* **Challenge**
Copy every entry word for word, but skip the pictures.
==========
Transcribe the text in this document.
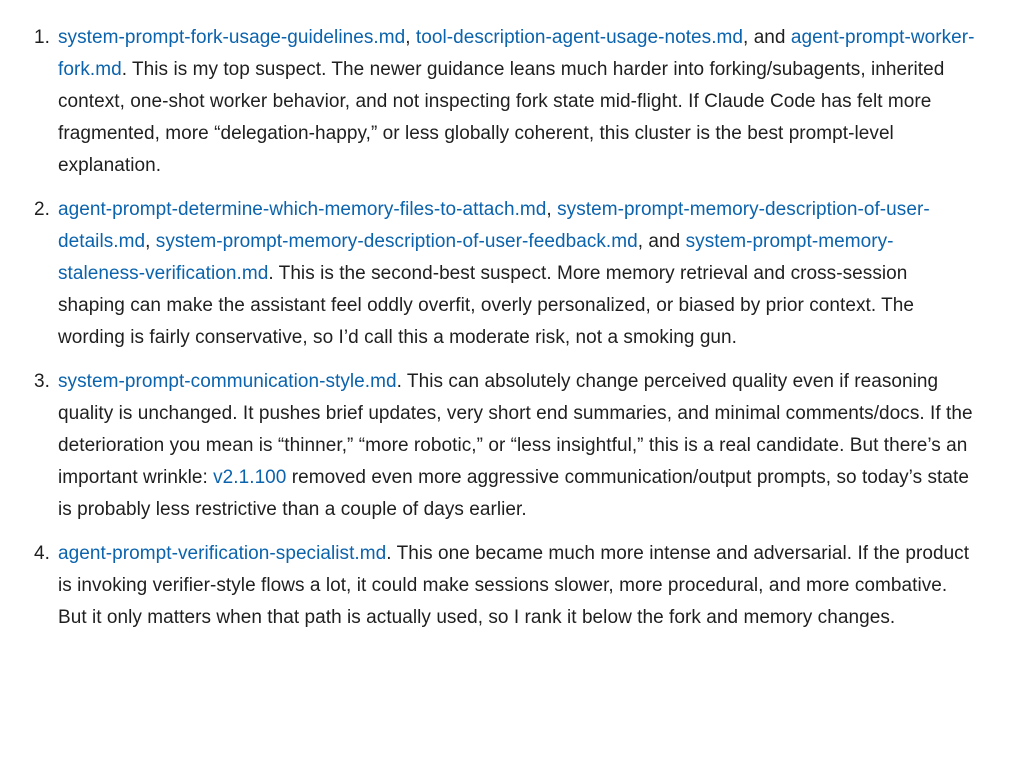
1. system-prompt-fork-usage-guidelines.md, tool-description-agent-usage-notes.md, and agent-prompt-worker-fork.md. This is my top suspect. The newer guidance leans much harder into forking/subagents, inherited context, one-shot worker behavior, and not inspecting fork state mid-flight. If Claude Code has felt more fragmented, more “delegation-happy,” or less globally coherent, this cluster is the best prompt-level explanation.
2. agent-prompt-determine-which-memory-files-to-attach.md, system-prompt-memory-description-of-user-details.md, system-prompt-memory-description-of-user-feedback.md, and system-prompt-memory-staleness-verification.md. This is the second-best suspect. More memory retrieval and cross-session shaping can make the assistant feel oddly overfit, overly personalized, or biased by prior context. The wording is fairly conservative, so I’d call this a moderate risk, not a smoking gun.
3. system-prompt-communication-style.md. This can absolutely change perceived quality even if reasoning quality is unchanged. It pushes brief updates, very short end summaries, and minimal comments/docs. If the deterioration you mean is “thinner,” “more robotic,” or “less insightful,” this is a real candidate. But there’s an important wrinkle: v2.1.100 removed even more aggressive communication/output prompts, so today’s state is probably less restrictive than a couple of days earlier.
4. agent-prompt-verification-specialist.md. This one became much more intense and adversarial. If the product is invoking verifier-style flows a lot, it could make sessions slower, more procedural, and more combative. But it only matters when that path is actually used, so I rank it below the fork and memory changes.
==========
* **Final result**
Transcribe the text in this document.
1. system-prompt-fork-usage-guidelines.md, tool-description-agent-usage-notes.md, and agent-prompt-worker-fork.md. This is my top suspect. The newer guidance leans much harder into forking/subagents, inherited context, one-shot worker behavior, and not inspecting fork state mid-flight. If Claude Code has felt more fragmented, more “delegation-happy,” or less globally coherent, this cluster is the best prompt-level explanation.
2. agent-prompt-determine-which-memory-files-to-attach.md, system-prompt-memory-description-of-user-details.md, system-prompt-memory-description-of-user-feedback.md, and system-prompt-memory-staleness-verification.md. This is the second-best suspect. More memory retrieval and cross-session shaping can make the assistant feel oddly overfit, overly personalized, or biased by prior context. The wording is fairly conservative, so I’d call this a moderate risk, not a smoking gun.
3. system-prompt-communication-style.md. This can absolutely change perceived quality even if reasoning quality is unchanged. It pushes brief updates, very short end summaries, and minimal comments/docs. If the deterioration you mean is “thinner,” “more robotic,” or “less insightful,” this is a real candidate. But there’s an important wrinkle: v2.1.100 removed even more aggressive communication/output prompts, so today’s state is probably less restrictive than a couple of days earlier.
4. agent-prompt-verification-specialist.md. This one became much more intense and adversarial. If the product is invoking verifier-style flows a lot, it could make sessions slower, more procedural, and more combative. But it only matters when that path is actually used, so I rank it below the fork and memory changes.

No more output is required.